** Requirements **
Say how many lines contain the word "whatsapp" and give no other text.

** Data section **
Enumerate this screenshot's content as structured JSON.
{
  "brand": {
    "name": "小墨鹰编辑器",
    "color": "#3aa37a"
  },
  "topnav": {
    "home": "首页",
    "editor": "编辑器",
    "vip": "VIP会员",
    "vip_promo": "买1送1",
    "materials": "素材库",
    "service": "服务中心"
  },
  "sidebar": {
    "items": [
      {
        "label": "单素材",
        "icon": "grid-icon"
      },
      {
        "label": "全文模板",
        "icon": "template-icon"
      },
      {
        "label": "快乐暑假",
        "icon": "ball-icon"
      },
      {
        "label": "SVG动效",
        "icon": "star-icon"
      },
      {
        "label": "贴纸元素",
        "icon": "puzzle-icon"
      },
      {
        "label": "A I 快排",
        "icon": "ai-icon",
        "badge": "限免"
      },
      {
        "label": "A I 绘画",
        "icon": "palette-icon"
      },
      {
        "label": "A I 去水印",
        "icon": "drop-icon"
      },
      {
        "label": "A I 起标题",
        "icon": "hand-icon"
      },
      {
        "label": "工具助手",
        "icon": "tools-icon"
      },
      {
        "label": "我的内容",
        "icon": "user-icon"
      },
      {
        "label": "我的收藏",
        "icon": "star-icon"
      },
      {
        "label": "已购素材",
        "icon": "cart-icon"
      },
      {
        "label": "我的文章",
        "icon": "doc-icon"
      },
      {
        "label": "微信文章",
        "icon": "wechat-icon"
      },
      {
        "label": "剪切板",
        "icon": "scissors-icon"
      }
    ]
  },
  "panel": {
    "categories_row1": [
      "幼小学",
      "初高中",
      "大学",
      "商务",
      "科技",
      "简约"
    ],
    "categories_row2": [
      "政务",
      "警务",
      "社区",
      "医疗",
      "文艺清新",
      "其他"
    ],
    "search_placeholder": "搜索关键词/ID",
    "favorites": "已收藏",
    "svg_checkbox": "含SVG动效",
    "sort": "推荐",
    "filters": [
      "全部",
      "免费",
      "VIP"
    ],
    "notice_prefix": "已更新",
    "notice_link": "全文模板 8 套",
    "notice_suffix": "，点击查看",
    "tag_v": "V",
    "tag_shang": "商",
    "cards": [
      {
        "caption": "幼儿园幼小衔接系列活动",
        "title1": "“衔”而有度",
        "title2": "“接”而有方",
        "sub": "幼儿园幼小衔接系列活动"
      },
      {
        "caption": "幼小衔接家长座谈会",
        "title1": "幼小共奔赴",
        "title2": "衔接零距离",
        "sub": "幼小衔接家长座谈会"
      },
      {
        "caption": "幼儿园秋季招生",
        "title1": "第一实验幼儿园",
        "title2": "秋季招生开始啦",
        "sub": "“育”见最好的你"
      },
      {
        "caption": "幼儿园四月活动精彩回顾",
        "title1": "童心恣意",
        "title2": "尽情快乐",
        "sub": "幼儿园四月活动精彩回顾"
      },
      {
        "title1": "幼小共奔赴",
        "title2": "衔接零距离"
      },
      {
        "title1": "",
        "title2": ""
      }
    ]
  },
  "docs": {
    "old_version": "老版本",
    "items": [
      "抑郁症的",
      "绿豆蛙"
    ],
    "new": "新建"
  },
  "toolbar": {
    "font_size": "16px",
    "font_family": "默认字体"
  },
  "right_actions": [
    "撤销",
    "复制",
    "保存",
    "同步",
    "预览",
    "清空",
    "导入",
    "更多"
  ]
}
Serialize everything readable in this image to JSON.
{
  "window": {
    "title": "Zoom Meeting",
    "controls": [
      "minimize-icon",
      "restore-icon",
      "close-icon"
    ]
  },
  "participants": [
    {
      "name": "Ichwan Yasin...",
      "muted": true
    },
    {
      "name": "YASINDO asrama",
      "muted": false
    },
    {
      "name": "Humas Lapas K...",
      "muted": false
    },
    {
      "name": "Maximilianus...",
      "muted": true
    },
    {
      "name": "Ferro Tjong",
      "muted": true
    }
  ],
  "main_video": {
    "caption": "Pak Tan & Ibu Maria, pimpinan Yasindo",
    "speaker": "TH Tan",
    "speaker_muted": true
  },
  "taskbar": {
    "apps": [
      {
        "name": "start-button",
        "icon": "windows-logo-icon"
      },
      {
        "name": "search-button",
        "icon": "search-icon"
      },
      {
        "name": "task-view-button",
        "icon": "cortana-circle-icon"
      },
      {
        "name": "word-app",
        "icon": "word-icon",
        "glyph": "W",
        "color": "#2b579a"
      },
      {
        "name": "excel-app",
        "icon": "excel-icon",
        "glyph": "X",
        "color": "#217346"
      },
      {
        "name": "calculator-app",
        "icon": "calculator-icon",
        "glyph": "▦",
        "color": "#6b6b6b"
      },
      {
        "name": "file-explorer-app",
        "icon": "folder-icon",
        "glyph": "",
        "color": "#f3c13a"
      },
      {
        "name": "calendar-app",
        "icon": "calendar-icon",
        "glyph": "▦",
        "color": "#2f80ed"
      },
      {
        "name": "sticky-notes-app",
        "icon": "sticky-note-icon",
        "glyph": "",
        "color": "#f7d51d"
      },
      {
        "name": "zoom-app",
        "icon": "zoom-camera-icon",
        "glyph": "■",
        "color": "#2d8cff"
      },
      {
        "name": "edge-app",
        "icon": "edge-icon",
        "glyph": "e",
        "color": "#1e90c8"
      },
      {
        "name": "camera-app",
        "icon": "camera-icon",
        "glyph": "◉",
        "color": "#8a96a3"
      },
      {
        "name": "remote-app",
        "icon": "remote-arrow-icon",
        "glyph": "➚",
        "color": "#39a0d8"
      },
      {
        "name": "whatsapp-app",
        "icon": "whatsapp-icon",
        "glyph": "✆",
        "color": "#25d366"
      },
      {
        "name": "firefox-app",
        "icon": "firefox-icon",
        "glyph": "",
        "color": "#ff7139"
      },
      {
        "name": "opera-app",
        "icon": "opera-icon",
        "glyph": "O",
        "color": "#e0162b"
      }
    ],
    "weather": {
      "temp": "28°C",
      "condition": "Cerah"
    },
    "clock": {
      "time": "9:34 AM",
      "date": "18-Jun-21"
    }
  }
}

** Written response **
2